■ THE TASK:
The material below should be written out in full and exactly; pictures stay out of the copy.

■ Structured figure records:
○ ○ ○ ○ ○ ○ ○

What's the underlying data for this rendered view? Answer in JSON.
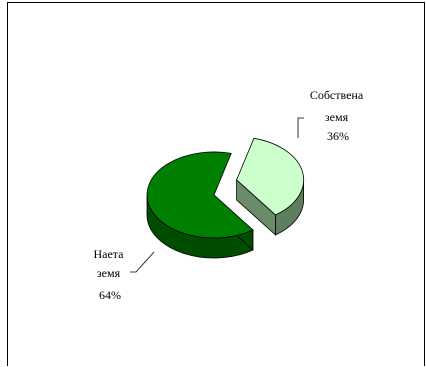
{
  "chart_data": {
    "type": "pie",
    "style": "3d-exploded",
    "title": "",
    "slices": [
      {
        "name": "Собствена земя",
        "label_lines": [
          "Собствена",
          "земя",
          "36%"
        ],
        "value": 36,
        "color": "#ccffcc",
        "exploded": true
      },
      {
        "name": "Наета земя",
        "label_lines": [
          "Наета",
          "земя",
          "64%"
        ],
        "value": 64,
        "color": "#008000",
        "exploded": false
      }
    ],
    "legend": "none",
    "data_labels": "outside with leader lines"
  }
}
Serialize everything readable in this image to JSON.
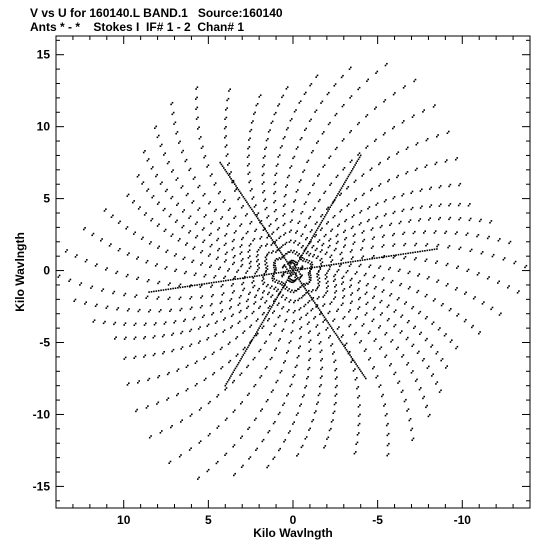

○ ○ ○ ○ ○ ○ ○

■ WRITTEN ANSWER:
What's the underlying data for this rendered view? Answer in JSON.
{
  "chart_data": {
    "type": "pie",
    "style": "3d-exploded",
    "title": "",
    "slices": [
      {
        "name": "Собствена земя",
        "label_lines": [
          "Собствена",
          "земя",
          "36%"
        ],
        "value": 36,
        "color": "#ccffcc",
        "exploded": true
      },
      {
        "name": "Наета земя",
        "label_lines": [
          "Наета",
          "земя",
          "64%"
        ],
        "value": 64,
        "color": "#008000",
        "exploded": false
      }
    ],
    "legend": "none",
    "data_labels": "outside with leader lines"
  }
}
Serialize everything readable in this image to JSON.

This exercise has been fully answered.